- WRITTEN INSTRUCTION: Repeat every line exactly, keeping the pictures out of the copy.

** START **

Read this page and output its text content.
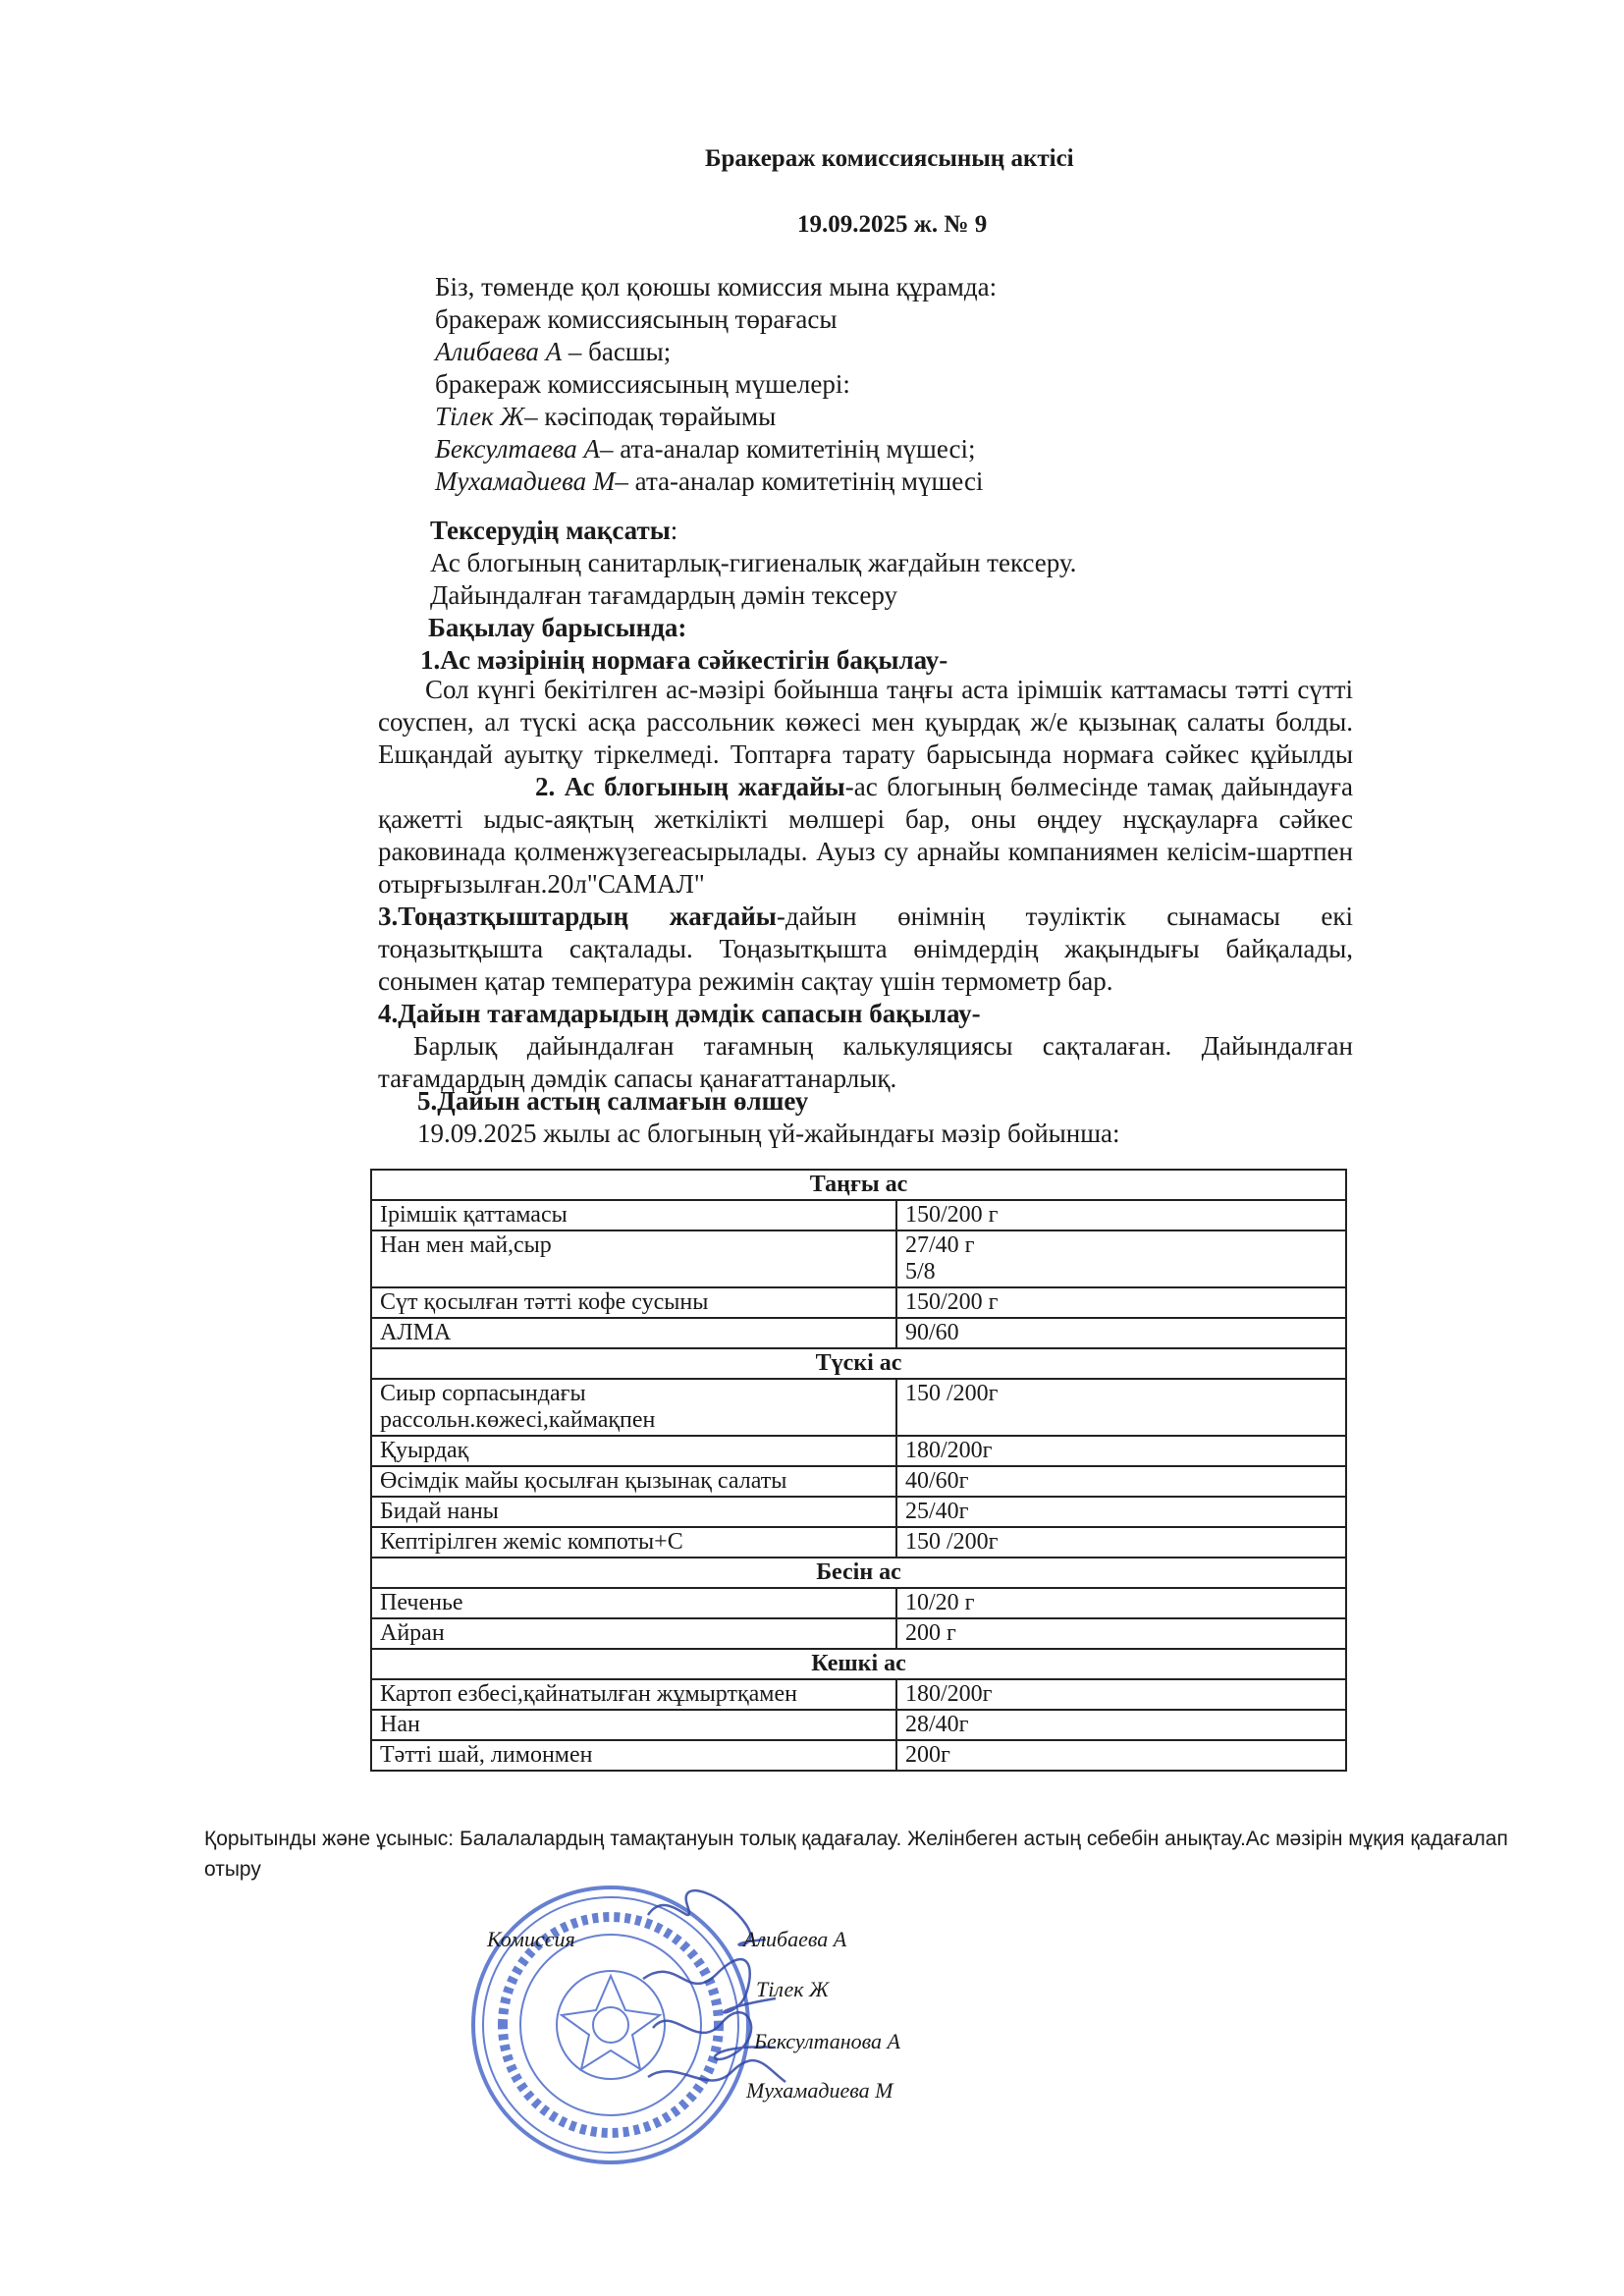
Бракераж комиссиясының актісі
19.09.2025 ж. № 9
Біз, төменде қол қоюшы комиссия мына құрамда:
бракераж комиссиясының төрағасы
Алибаева А – басшы;
бракераж комиссиясының мүшелері:
Тілек Ж– кәсіподақ төрайымы
Бексултаева А– ата-аналар комитетінің мүшесі;
Мухамадиева М– ата-аналар комитетінің мүшесі
Тексерудің мақсаты:
Ас блогының санитарлық-гигиеналық жағдайын тексеру.
Дайындалған тағамдардың дәмін тексеру
Бақылау барысында:
1.Ас мәзірінің нормаға сәйкестігін бақылау-
Сол күнгі бекітілген ас-мәзірі бойынша таңғы аста ірімшік каттамасы тәтті сүтті соуспен, ал түскі асқа рассольник көжесі мен қуырдақ ж/е қызынақ салаты болды. Ешқандай ауытқу тіркелмеді. Топтарға тарату барысында нормаға сәйкес құйылды2. Ас блогының жағдайы-ас блогының бөлмесінде тамақ дайындауға қажетті ыдыс-аяқтың жеткілікті мөлшері бар, оны өңдеу нұсқауларға сәйкес раковинада қолменжүзегеасырылады. Ауыз су арнайы компаниямен келісім-шартпен отырғызылған.20л"САМАЛ"
3.Тоңазтқыштардың жағдайы-дайын өнімнің тәуліктік сынамасы екі тоңазытқышта сақталады. Тоңазытқышта өнімдердің жақындығы байқалады, сонымен қатар температура режимін сақтау үшін термометр бар.
4.Дайын тағамдарыдың дәмдік сапасын бақылау-
Барлық дайындалған тағамның калькуляциясы сақталаған. Дайындалған тағамдардың дәмдік сапасы қанағаттанарлық.
5.Дайын астың салмағын өлшеу
19.09.2025 жылы ас блогының үй-жайындағы мәзір бойынша:
Таңғы ас	
Ірімшік қаттамасы	150/200 г
Нан мен май,сыр	27/40 г
5/8

Сүт қосылған тәтті кофе сусыны	150/200 г
АЛМА	90/60
Түскі ас	

Сиыр сорпасындағы
рассольн.көжесі,каймақпен	150 /200г
Қуырдақ	180/200г
Өсімдік майы қосылған қызынақ салаты	40/60г
Бидай наны	25/40г
Кептірілген жеміс компоты+С	150 /200г
Бесін ас	
Печенье	10/20 г
Айран	200 г
Кешкі ас	
Картоп езбесі,қайнатылған жұмыртқамен	180/200г
Нан	28/40г
Тәтті шай, лимонмен	200г
Қорытынды және ұсыныс: Балалалардың тамақтануын толық қадағалау. Желінбеген астың себебін анықтау.Ас мәзірін мұқия қадағалап
отыру
Комиссия	Алибаева А
Тілек Ж
Бексултанова А
Мухамадиева М
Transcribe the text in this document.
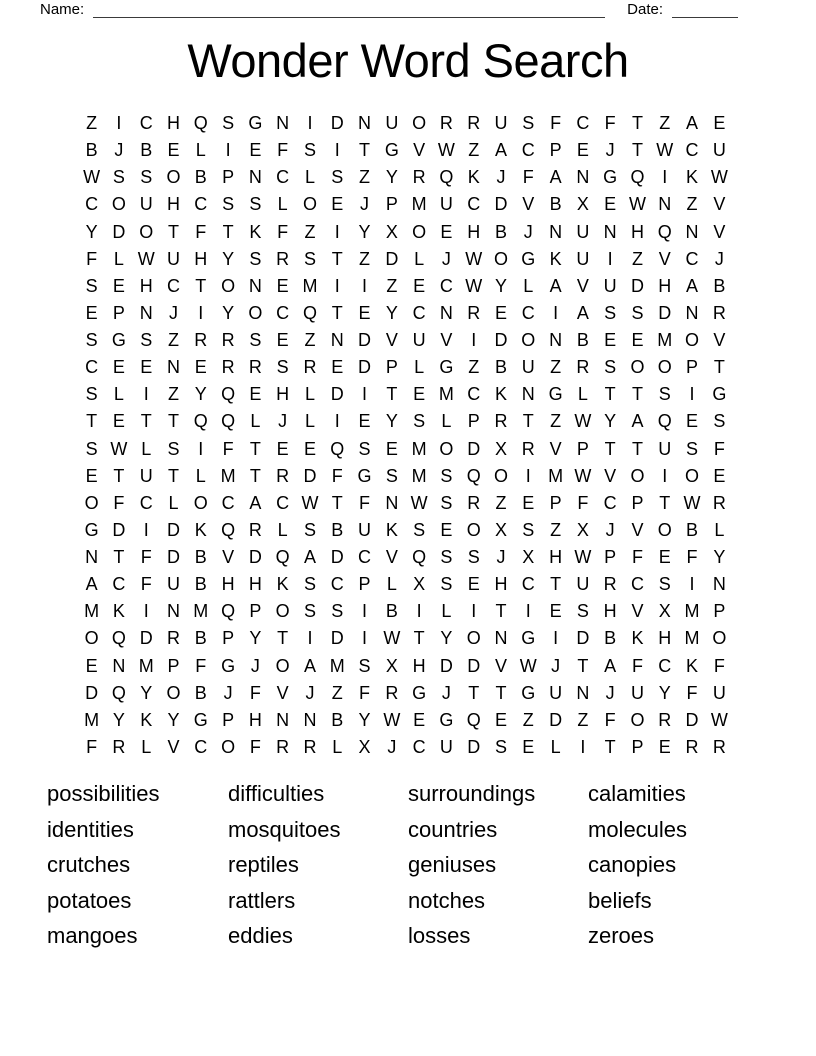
Name:	Date:
Wonder Word Search
Z	I	C H Q S G N	I	D N U O R R U S F C F T Z A E
B J B E L	I	E F S	I	T G V W Z A C P E J T W C U
W S S O B P N C L S Z Y R Q K J F A N G Q I	K W
C O U H C S S L O E J P M U C D V B X E W N Z V
Y D O T F T K F Z	I	Y X O E H B J N U N H Q N V
F L W U H Y S R S T Z D L J W O G K U	I	Z V C J
S E H C T O N E M I	I	Z E C W Y L A V U D H A B
E P N J	I	Y O C Q T E Y C N R E C	I	A S S D N R
S G S Z R R S E Z N D V U V	I	D O N B E E M O V
C E E N E R R S R E D P L G Z B U Z R S O O P T
S L	I	Z Y Q E H L D	I	T E M C K N G L T T S	I G
T E T T Q Q L J L	I	E Y S L P R T Z W Y A Q E S
S W L S	I	F T E E Q S E M O D X R V P T T U S F
E T U T L M T R D F G S M S Q O I M W V O I O E
O F C L O C A C W T F N W S R Z E P F C P T W R
G D	I	D K Q R L S B U K S E O X S Z X J V O B L
N T F D B V D Q A D C V Q S S J X H W P F E F Y
A C F U B H H K S C P L X S E H C T U R C S	I	N
M K	I	N M Q P O S S	I	B	I	L	I	T	I	E S H V X M P
O Q D R B P Y T	I	D	I W T Y O N G I	D B K H M O
E N M P F G J O A M S X H D D V W J T A F C K F
D Q Y O B J F V J Z F R G J T T G U N J U Y F U
M Y K Y G P H N N B Y W E G Q E Z D Z F O R D W
F R L V C O F R R L X J C U D S E L	I	T P E R R
possibilities
identities
crutches
potatoes
mangoes
difficulties
mosquitoes
reptiles
rattlers
eddies
surroundings
countries
geniuses
notches
losses
calamities
molecules
canopies
beliefs
zeroes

** END **

- WRITTEN ANSWER:
Read this page and output its text content.
Бракераж комиссиясының актісі
19.09.2025 ж. № 9
Біз, төменде қол қоюшы комиссия мына құрамда:
бракераж комиссиясының төрағасы
Алибаева А – басшы;
бракераж комиссиясының мүшелері:
Тілек Ж– кәсіподақ төрайымы
Бексултаева А– ата-аналар комитетінің мүшесі;
Мухамадиева М– ата-аналар комитетінің мүшесі
Тексерудің мақсаты:
Ас блогының санитарлық-гигиеналық жағдайын тексеру.
Дайындалған тағамдардың дәмін тексеру
Бақылау барысында:
1.Ас мәзірінің нормаға сәйкестігін бақылау-
Сол күнгі бекітілген ас-мәзірі бойынша таңғы аста ірімшік каттамасы тәтті сүтті соуспен, ал түскі асқа рассольник көжесі мен қуырдақ ж/е қызынақ салаты болды. Ешқандай ауытқу тіркелмеді. Топтарға тарату барысында нормаға сәйкес құйылды2. Ас блогының жағдайы-ас блогының бөлмесінде тамақ дайындауға қажетті ыдыс-аяқтың жеткілікті мөлшері бар, оны өңдеу нұсқауларға сәйкес раковинада қолменжүзегеасырылады. Ауыз су арнайы компаниямен келісім-шартпен отырғызылған.20л"САМАЛ"
3.Тоңазтқыштардың жағдайы-дайын өнімнің тәуліктік сынамасы екі тоңазытқышта сақталады. Тоңазытқышта өнімдердің жақындығы байқалады, сонымен қатар температура режимін сақтау үшін термометр бар.
4.Дайын тағамдарыдың дәмдік сапасын бақылау-
Барлық дайындалған тағамның калькуляциясы сақталаған. Дайындалған тағамдардың дәмдік сапасы қанағаттанарлық.
5.Дайын астың салмағын өлшеу
19.09.2025 жылы ас блогының үй-жайындағы мәзір бойынша:
Таңғы ас	
Ірімшік қаттамасы	150/200 г
Нан мен май,сыр	27/40 г
5/8

Сүт қосылған тәтті кофе сусыны	150/200 г
АЛМА	90/60
Түскі ас	

Сиыр сорпасындағы
рассольн.көжесі,каймақпен	150 /200г
Қуырдақ	180/200г
Өсімдік майы қосылған қызынақ салаты	40/60г
Бидай наны	25/40г
Кептірілген жеміс компоты+С	150 /200г
Бесін ас	
Печенье	10/20 г
Айран	200 г
Кешкі ас	
Картоп езбесі,қайнатылған жұмыртқамен	180/200г
Нан	28/40г
Тәтті шай, лимонмен	200г
Қорытынды және ұсыныс: Балалалардың тамақтануын толық қадағалау. Желінбеген астың себебін анықтау.Ас мәзірін мұқия қадағалап
отыру
Комиссия	Алибаева А
Тілек Ж
Бексултанова А
Мухамадиева М
Transcribe the text in this document.
Name:	Date:
Wonder Word Search
Z	I	C H Q S G N	I	D N U O R R U S F C F T Z A E
B J B E L	I	E F S	I	T G V W Z A C P E J T W C U
W S S O B P N C L S Z Y R Q K J F A N G Q I	K W
C O U H C S S L O E J P M U C D V B X E W N Z V
Y D O T F T K F Z	I	Y X O E H B J N U N H Q N V
F L W U H Y S R S T Z D L J W O G K U	I	Z V C J
S E H C T O N E M I	I	Z E C W Y L A V U D H A B
E P N J	I	Y O C Q T E Y C N R E C	I	A S S D N R
S G S Z R R S E Z N D V U V	I	D O N B E E M O V
C E E N E R R S R E D P L G Z B U Z R S O O P T
S L	I	Z Y Q E H L D	I	T E M C K N G L T T S	I G
T E T T Q Q L J L	I	E Y S L P R T Z W Y A Q E S
S W L S	I	F T E E Q S E M O D X R V P T T U S F
E T U T L M T R D F G S M S Q O I M W V O I O E
O F C L O C A C W T F N W S R Z E P F C P T W R
G D	I	D K Q R L S B U K S E O X S Z X J V O B L
N T F D B V D Q A D C V Q S S J X H W P F E F Y
A C F U B H H K S C P L X S E H C T U R C S	I	N
M K	I	N M Q P O S S	I	B	I	L	I	T	I	E S H V X M P
O Q D R B P Y T	I	D	I W T Y O N G I	D B K H M O
E N M P F G J O A M S X H D D V W J T A F C K F
D Q Y O B J F V J Z F R G J T T G U N J U Y F U
M Y K Y G P H N N B Y W E G Q E Z D Z F O R D W
F R L V C O F R R L X J C U D S E L	I	T P E R R
possibilities
identities
crutches
potatoes
mangoes
difficulties
mosquitoes
reptiles
rattlers
eddies
surroundings
countries
geniuses
notches
losses
calamities
molecules
canopies
beliefs
zeroes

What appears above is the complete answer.